Directions for this task:
Among the lines below, list those containing the string "sample".
==*==
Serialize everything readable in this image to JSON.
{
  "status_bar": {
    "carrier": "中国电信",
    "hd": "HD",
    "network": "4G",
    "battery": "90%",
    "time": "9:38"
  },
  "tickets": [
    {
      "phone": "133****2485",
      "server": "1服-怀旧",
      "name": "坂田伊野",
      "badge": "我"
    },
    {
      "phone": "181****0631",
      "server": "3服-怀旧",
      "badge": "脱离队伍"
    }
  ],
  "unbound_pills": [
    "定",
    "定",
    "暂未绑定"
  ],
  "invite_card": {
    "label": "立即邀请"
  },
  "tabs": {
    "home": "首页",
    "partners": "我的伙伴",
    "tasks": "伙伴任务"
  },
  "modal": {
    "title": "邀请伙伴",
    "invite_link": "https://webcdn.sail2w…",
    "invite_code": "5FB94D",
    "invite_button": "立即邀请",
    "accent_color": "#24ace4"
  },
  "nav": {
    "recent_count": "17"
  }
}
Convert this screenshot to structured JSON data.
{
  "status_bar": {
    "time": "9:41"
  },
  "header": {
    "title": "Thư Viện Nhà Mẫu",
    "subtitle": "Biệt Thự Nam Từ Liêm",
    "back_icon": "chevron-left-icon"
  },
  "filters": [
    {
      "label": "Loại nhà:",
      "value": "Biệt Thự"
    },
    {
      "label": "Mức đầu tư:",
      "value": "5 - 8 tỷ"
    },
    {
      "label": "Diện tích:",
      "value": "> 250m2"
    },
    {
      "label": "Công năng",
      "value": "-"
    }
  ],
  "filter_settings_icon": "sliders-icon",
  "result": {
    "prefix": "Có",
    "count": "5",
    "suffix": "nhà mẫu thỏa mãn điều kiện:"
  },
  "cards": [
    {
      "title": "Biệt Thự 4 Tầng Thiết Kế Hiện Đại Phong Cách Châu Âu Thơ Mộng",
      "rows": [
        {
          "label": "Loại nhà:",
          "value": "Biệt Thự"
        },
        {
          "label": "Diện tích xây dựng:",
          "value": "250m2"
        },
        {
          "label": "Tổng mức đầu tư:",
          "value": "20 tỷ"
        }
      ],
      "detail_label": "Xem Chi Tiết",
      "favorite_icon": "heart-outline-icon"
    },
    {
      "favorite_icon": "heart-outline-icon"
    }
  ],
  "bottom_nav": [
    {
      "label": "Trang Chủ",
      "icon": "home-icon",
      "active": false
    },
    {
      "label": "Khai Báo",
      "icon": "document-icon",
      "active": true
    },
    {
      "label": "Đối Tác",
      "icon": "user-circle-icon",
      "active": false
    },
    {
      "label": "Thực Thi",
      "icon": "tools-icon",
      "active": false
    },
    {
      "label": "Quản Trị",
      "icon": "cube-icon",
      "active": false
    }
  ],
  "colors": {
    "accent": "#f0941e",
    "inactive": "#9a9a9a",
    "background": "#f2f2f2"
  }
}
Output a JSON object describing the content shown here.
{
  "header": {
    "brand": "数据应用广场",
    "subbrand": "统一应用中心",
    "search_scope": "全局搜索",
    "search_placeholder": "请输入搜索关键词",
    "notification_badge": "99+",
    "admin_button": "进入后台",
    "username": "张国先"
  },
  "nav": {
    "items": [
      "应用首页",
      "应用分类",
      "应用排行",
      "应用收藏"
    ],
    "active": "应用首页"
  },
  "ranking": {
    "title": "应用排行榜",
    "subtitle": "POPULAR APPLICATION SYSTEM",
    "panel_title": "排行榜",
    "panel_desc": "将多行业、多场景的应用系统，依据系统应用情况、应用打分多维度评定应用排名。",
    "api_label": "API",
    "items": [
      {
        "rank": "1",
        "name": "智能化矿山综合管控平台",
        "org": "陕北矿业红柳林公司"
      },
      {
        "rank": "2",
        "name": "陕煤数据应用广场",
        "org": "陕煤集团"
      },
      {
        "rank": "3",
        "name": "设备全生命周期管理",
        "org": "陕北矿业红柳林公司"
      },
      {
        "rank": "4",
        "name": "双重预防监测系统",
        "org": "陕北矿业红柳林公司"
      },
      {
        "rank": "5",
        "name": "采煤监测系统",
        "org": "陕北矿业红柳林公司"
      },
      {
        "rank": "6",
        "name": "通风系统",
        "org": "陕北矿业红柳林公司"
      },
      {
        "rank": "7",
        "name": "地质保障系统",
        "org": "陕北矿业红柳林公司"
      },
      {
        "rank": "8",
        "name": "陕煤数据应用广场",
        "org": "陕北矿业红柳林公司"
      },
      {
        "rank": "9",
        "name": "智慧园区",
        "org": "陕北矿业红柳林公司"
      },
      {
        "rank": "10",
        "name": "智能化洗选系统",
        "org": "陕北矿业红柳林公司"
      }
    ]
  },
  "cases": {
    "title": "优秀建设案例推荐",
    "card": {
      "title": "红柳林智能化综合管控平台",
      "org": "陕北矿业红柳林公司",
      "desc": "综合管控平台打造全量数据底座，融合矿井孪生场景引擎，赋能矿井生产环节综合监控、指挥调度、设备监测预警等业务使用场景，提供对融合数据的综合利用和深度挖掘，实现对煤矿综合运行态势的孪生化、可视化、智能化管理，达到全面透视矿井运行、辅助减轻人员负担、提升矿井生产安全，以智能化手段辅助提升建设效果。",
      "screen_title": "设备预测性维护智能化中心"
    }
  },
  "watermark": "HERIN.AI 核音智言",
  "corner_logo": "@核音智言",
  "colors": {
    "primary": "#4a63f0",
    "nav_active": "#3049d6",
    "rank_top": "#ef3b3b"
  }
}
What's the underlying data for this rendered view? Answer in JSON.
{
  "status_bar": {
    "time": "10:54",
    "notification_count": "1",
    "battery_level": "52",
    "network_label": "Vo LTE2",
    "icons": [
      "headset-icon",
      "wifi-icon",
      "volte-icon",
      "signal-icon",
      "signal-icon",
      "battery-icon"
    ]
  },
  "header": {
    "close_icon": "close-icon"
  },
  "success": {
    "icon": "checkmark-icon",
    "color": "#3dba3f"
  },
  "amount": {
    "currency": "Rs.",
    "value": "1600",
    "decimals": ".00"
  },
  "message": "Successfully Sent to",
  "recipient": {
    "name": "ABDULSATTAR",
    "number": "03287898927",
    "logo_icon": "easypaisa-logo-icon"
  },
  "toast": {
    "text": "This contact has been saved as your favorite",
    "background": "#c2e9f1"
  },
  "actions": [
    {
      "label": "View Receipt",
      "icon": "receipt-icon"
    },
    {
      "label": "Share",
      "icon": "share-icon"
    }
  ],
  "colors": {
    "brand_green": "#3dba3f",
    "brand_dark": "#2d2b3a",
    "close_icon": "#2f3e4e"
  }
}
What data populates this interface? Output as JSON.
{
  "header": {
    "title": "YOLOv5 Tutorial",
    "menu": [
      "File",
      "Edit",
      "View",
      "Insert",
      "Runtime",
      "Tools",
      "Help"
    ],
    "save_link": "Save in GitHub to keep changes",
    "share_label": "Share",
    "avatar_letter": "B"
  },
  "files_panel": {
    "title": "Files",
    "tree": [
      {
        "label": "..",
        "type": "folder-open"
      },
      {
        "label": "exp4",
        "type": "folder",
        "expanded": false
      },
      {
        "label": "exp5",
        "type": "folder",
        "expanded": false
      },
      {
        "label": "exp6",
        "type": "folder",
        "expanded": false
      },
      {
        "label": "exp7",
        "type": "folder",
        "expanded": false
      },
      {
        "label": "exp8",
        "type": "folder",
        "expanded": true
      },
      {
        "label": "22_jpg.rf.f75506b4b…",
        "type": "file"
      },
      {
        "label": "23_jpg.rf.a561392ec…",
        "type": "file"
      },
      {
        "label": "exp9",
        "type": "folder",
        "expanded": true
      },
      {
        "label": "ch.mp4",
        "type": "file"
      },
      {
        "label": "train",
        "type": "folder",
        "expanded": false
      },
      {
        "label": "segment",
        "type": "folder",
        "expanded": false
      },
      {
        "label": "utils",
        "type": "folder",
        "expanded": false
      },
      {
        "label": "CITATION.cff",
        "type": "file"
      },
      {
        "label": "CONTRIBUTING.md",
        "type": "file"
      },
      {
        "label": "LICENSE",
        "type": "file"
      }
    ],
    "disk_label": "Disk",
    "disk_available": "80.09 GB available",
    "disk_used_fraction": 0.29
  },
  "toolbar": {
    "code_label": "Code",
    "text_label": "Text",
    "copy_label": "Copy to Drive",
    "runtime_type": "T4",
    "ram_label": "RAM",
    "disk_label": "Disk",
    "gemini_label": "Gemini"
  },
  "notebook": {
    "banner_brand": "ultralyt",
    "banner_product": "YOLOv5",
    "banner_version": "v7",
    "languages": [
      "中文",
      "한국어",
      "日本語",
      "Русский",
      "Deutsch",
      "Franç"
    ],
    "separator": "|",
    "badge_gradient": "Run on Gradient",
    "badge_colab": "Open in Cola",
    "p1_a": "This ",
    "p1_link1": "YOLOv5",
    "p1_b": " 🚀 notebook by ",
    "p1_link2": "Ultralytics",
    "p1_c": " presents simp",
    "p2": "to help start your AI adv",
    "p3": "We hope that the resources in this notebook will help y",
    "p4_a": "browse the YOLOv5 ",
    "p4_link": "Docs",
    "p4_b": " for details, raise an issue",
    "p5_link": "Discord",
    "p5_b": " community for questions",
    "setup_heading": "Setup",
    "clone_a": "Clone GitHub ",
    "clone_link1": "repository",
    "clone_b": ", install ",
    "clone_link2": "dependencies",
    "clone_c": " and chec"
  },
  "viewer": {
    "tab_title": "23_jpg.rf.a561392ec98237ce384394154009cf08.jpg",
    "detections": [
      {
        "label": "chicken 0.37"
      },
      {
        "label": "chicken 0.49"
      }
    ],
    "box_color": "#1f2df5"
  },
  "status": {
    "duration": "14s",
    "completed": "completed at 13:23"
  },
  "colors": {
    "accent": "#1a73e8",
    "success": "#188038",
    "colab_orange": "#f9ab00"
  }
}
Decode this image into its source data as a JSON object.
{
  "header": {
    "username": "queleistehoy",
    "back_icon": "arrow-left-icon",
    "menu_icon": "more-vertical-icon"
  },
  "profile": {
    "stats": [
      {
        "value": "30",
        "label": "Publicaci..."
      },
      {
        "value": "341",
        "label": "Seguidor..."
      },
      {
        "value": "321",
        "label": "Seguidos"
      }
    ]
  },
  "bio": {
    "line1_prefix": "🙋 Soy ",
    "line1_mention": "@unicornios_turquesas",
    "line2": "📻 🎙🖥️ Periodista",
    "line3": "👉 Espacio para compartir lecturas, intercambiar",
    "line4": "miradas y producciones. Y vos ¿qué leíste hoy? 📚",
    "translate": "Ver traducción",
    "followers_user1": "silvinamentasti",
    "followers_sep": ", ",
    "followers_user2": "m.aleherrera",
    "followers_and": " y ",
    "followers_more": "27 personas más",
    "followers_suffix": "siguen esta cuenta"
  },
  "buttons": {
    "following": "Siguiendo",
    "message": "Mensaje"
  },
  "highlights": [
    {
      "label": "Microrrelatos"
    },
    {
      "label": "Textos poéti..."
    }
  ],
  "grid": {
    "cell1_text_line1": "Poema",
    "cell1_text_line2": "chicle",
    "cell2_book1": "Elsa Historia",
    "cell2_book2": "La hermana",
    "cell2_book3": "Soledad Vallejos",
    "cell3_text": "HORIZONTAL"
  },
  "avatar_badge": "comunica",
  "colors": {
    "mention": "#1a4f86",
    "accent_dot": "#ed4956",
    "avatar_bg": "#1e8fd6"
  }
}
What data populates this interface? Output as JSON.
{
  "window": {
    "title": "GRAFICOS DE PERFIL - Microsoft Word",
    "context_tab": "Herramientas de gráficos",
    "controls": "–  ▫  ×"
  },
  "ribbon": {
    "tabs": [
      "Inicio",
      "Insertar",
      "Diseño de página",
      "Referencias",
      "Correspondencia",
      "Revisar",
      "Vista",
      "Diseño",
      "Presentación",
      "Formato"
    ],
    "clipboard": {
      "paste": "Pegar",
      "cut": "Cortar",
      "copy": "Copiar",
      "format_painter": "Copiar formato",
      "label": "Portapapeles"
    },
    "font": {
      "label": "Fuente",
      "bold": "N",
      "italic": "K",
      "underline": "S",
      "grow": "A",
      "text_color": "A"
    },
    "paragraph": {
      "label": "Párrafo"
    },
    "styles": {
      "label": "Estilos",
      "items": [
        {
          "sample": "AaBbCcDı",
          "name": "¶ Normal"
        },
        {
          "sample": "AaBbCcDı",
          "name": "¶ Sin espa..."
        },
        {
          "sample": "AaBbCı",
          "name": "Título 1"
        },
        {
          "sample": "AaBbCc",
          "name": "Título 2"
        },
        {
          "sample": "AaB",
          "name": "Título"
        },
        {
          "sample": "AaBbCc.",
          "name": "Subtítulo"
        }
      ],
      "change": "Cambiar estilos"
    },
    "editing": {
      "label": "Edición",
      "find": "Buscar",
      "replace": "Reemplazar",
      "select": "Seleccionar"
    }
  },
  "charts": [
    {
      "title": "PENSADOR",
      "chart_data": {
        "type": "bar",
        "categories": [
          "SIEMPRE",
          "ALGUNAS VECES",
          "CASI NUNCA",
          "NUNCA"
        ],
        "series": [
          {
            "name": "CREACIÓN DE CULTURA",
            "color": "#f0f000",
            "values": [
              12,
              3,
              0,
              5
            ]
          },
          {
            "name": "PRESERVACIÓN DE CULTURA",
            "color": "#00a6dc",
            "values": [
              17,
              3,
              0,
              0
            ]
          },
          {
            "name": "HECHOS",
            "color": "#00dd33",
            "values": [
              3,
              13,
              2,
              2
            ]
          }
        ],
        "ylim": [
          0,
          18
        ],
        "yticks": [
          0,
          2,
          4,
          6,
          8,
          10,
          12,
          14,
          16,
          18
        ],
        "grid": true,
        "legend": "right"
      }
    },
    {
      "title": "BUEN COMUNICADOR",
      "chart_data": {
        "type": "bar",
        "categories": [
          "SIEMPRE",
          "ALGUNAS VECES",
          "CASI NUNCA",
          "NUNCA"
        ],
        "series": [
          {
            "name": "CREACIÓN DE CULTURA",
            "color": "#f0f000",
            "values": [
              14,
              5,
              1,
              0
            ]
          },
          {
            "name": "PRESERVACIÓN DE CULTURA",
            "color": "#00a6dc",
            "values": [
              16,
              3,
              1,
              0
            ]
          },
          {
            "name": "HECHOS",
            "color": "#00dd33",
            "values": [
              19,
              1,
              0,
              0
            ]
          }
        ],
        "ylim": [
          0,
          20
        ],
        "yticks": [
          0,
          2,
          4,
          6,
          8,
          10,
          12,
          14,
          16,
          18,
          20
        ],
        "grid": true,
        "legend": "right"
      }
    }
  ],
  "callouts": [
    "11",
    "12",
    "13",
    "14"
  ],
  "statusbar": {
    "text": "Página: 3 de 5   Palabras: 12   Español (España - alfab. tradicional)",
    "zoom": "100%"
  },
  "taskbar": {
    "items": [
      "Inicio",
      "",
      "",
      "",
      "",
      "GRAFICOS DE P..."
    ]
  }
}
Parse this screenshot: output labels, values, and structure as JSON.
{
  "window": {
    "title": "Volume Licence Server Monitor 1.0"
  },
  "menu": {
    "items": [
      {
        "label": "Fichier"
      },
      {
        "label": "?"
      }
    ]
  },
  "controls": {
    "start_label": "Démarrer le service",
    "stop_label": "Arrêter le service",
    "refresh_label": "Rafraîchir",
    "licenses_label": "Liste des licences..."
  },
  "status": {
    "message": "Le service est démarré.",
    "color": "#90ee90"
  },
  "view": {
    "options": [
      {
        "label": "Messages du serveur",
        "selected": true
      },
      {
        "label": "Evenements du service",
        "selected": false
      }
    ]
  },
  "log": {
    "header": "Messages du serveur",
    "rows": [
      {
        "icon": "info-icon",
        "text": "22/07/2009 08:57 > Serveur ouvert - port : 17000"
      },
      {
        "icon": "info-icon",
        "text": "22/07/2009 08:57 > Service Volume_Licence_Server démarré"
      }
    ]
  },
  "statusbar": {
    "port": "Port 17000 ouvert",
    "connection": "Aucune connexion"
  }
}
==*==
Written solution:
          "sample": "AaBbCcDı",
          "sample": "AaBbCcDı",
          "sample": "AaBbCı",
          "sample": "AaBbCc",
          "sample": "AaB",
          "sample": "AaBbCc.",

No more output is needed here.